RECORDS:
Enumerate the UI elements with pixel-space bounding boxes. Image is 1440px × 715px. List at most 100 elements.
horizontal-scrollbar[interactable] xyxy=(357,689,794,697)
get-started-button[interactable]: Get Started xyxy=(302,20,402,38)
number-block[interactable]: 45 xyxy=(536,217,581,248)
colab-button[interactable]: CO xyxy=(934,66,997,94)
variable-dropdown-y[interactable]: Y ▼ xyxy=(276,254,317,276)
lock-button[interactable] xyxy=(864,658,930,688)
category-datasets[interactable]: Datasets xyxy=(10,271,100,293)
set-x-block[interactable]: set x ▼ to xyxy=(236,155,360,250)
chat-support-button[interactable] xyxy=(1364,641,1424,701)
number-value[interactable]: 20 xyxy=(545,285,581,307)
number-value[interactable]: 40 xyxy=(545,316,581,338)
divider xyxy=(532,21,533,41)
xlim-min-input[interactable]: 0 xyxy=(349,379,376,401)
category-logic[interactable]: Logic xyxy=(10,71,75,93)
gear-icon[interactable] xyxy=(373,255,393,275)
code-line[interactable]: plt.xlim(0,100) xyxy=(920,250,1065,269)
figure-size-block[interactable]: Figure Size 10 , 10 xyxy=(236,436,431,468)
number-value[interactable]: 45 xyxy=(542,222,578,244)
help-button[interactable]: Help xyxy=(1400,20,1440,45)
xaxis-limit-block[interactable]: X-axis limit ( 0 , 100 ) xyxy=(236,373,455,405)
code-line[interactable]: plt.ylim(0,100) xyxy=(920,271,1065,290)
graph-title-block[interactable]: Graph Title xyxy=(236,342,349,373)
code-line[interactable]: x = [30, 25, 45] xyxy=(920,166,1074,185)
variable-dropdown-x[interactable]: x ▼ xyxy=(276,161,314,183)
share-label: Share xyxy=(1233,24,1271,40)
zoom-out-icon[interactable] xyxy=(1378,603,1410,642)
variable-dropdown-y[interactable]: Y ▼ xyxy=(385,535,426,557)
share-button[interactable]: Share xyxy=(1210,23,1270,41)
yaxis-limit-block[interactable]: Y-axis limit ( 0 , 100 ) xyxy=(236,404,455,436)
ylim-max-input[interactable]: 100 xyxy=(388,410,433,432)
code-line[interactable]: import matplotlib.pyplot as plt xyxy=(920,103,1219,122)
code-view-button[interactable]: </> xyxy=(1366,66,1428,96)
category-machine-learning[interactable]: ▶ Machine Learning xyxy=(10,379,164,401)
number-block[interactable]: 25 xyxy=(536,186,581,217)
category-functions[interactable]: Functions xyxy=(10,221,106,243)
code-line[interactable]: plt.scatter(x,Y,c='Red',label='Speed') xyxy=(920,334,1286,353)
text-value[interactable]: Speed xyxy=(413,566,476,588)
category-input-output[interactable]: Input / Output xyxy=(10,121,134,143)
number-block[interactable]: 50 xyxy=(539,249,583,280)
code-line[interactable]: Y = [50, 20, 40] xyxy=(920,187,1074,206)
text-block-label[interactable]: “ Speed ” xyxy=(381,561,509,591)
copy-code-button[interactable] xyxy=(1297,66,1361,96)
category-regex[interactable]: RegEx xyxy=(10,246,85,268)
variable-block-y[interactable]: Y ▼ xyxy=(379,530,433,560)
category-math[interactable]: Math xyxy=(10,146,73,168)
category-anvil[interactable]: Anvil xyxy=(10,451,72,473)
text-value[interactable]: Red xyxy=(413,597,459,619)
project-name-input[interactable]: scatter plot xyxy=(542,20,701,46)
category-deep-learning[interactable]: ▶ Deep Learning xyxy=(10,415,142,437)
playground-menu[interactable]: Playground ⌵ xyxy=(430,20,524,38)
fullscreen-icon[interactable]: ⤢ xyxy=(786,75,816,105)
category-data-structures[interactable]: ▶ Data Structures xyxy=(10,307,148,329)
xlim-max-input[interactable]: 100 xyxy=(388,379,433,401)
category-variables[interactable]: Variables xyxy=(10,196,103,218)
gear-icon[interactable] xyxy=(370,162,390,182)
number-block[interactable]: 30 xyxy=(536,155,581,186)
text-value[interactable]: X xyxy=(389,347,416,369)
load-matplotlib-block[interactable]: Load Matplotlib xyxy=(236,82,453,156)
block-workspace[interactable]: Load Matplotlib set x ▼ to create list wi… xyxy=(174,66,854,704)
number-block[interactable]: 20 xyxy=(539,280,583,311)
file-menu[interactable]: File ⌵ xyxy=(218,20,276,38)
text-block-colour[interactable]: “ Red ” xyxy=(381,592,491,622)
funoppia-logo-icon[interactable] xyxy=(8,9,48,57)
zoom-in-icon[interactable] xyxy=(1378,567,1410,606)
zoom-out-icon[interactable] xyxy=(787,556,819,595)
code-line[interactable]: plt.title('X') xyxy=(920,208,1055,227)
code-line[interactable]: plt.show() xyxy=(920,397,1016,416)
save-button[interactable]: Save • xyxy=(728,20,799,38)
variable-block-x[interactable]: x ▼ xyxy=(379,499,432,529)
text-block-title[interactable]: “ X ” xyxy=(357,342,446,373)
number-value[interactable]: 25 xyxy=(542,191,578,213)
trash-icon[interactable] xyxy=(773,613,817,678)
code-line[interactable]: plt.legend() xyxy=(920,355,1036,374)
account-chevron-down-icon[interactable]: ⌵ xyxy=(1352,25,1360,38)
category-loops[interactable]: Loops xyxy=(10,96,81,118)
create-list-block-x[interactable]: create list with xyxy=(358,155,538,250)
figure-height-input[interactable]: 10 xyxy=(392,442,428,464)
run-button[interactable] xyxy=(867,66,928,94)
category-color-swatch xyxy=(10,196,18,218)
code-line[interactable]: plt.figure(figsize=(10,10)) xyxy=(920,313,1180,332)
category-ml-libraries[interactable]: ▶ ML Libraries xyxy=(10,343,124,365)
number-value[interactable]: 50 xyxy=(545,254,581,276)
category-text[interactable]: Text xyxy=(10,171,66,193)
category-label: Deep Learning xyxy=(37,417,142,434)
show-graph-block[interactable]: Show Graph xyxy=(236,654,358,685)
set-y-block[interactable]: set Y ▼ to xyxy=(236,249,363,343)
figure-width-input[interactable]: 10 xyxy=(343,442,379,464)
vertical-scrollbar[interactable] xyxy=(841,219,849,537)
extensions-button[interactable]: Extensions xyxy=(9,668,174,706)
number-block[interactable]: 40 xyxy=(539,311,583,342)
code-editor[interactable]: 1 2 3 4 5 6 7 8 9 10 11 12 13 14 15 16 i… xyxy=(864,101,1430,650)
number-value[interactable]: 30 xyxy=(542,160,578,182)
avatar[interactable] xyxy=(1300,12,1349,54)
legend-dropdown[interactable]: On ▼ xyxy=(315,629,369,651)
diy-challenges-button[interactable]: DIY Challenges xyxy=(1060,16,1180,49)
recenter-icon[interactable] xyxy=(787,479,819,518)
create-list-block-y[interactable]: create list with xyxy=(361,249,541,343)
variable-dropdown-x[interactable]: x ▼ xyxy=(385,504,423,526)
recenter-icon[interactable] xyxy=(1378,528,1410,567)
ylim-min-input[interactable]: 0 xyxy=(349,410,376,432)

TASK INSTRUCTIONS: Rewrite the entries above, replacing each occurrence of "recenter-icon" with "reset-view-icon" and leaving everything else as it is.

RESPONSE FOR THIS EXERCISE:
Enumerate the UI elements with pixel-space bounding boxes. Image is 1440px × 715px. List at most 100 elements.
horizontal-scrollbar[interactable] xyxy=(357,689,794,697)
get-started-button[interactable]: Get Started xyxy=(302,20,402,38)
number-block[interactable]: 45 xyxy=(536,217,581,248)
colab-button[interactable]: CO xyxy=(934,66,997,94)
variable-dropdown-y[interactable]: Y ▼ xyxy=(276,254,317,276)
lock-button[interactable] xyxy=(864,658,930,688)
category-datasets[interactable]: Datasets xyxy=(10,271,100,293)
set-x-block[interactable]: set x ▼ to xyxy=(236,155,360,250)
chat-support-button[interactable] xyxy=(1364,641,1424,701)
number-value[interactable]: 20 xyxy=(545,285,581,307)
number-value[interactable]: 40 xyxy=(545,316,581,338)
divider xyxy=(532,21,533,41)
xlim-min-input[interactable]: 0 xyxy=(349,379,376,401)
category-logic[interactable]: Logic xyxy=(10,71,75,93)
gear-icon[interactable] xyxy=(373,255,393,275)
code-line[interactable]: plt.xlim(0,100) xyxy=(920,250,1065,269)
figure-size-block[interactable]: Figure Size 10 , 10 xyxy=(236,436,431,468)
number-value[interactable]: 45 xyxy=(542,222,578,244)
help-button[interactable]: Help xyxy=(1400,20,1440,45)
xaxis-limit-block[interactable]: X-axis limit ( 0 , 100 ) xyxy=(236,373,455,405)
code-line[interactable]: plt.ylim(0,100) xyxy=(920,271,1065,290)
graph-title-block[interactable]: Graph Title xyxy=(236,342,349,373)
code-line[interactable]: x = [30, 25, 45] xyxy=(920,166,1074,185)
variable-dropdown-x[interactable]: x ▼ xyxy=(276,161,314,183)
share-label: Share xyxy=(1233,24,1271,40)
zoom-out-icon[interactable] xyxy=(1378,603,1410,642)
variable-dropdown-y[interactable]: Y ▼ xyxy=(385,535,426,557)
share-button[interactable]: Share xyxy=(1210,23,1270,41)
yaxis-limit-block[interactable]: Y-axis limit ( 0 , 100 ) xyxy=(236,404,455,436)
ylim-max-input[interactable]: 100 xyxy=(388,410,433,432)
code-line[interactable]: import matplotlib.pyplot as plt xyxy=(920,103,1219,122)
code-view-button[interactable]: </> xyxy=(1366,66,1428,96)
category-machine-learning[interactable]: ▶ Machine Learning xyxy=(10,379,164,401)
number-block[interactable]: 25 xyxy=(536,186,581,217)
category-functions[interactable]: Functions xyxy=(10,221,106,243)
code-line[interactable]: plt.scatter(x,Y,c='Red',label='Speed') xyxy=(920,334,1286,353)
text-value[interactable]: Speed xyxy=(413,566,476,588)
category-input-output[interactable]: Input / Output xyxy=(10,121,134,143)
number-block[interactable]: 50 xyxy=(539,249,583,280)
code-line[interactable]: Y = [50, 20, 40] xyxy=(920,187,1074,206)
text-block-label[interactable]: “ Speed ” xyxy=(381,561,509,591)
copy-code-button[interactable] xyxy=(1297,66,1361,96)
category-regex[interactable]: RegEx xyxy=(10,246,85,268)
variable-block-y[interactable]: Y ▼ xyxy=(379,530,433,560)
category-math[interactable]: Math xyxy=(10,146,73,168)
category-anvil[interactable]: Anvil xyxy=(10,451,72,473)
text-value[interactable]: Red xyxy=(413,597,459,619)
project-name-input[interactable]: scatter plot xyxy=(542,20,701,46)
category-deep-learning[interactable]: ▶ Deep Learning xyxy=(10,415,142,437)
playground-menu[interactable]: Playground ⌵ xyxy=(430,20,524,38)
fullscreen-icon[interactable]: ⤢ xyxy=(786,75,816,105)
category-data-structures[interactable]: ▶ Data Structures xyxy=(10,307,148,329)
xlim-max-input[interactable]: 100 xyxy=(388,379,433,401)
category-variables[interactable]: Variables xyxy=(10,196,103,218)
gear-icon[interactable] xyxy=(370,162,390,182)
number-block[interactable]: 30 xyxy=(536,155,581,186)
text-value[interactable]: X xyxy=(389,347,416,369)
load-matplotlib-block[interactable]: Load Matplotlib xyxy=(236,82,453,156)
block-workspace[interactable]: Load Matplotlib set x ▼ to create list wi… xyxy=(174,66,854,704)
number-block[interactable]: 20 xyxy=(539,280,583,311)
file-menu[interactable]: File ⌵ xyxy=(218,20,276,38)
text-block-colour[interactable]: “ Red ” xyxy=(381,592,491,622)
funoppia-logo-icon[interactable] xyxy=(8,9,48,57)
zoom-in-icon[interactable] xyxy=(1378,567,1410,606)
zoom-out-icon[interactable] xyxy=(787,556,819,595)
code-line[interactable]: plt.title('X') xyxy=(920,208,1055,227)
code-line[interactable]: plt.show() xyxy=(920,397,1016,416)
save-button[interactable]: Save • xyxy=(728,20,799,38)
variable-block-x[interactable]: x ▼ xyxy=(379,499,432,529)
text-block-title[interactable]: “ X ” xyxy=(357,342,446,373)
number-value[interactable]: 25 xyxy=(542,191,578,213)
trash-icon[interactable] xyxy=(773,613,817,678)
code-line[interactable]: plt.legend() xyxy=(920,355,1036,374)
account-chevron-down-icon[interactable]: ⌵ xyxy=(1352,25,1360,38)
category-loops[interactable]: Loops xyxy=(10,96,81,118)
create-list-block-x[interactable]: create list with xyxy=(358,155,538,250)
figure-height-input[interactable]: 10 xyxy=(392,442,428,464)
run-button[interactable] xyxy=(867,66,928,94)
category-color-swatch xyxy=(10,196,18,218)
code-line[interactable]: plt.figure(figsize=(10,10)) xyxy=(920,313,1180,332)
category-ml-libraries[interactable]: ▶ ML Libraries xyxy=(10,343,124,365)
number-value[interactable]: 50 xyxy=(545,254,581,276)
category-text[interactable]: Text xyxy=(10,171,66,193)
category-label: Deep Learning xyxy=(37,417,142,434)
show-graph-block[interactable]: Show Graph xyxy=(236,654,358,685)
set-y-block[interactable]: set Y ▼ to xyxy=(236,249,363,343)
figure-width-input[interactable]: 10 xyxy=(343,442,379,464)
vertical-scrollbar[interactable] xyxy=(841,219,849,537)
extensions-button[interactable]: Extensions xyxy=(9,668,174,706)
number-block[interactable]: 40 xyxy=(539,311,583,342)
code-editor[interactable]: 1 2 3 4 5 6 7 8 9 10 11 12 13 14 15 16 i… xyxy=(864,101,1430,650)
number-value[interactable]: 30 xyxy=(542,160,578,182)
avatar[interactable] xyxy=(1300,12,1349,54)
legend-dropdown[interactable]: On ▼ xyxy=(315,629,369,651)
diy-challenges-button[interactable]: DIY Challenges xyxy=(1060,16,1180,49)
reset-view-icon[interactable] xyxy=(787,479,819,518)
create-list-block-y[interactable]: create list with xyxy=(361,249,541,343)
variable-dropdown-x[interactable]: x ▼ xyxy=(385,504,423,526)
reset-view-icon[interactable] xyxy=(1378,528,1410,567)
ylim-min-input[interactable]: 0 xyxy=(349,410,376,432)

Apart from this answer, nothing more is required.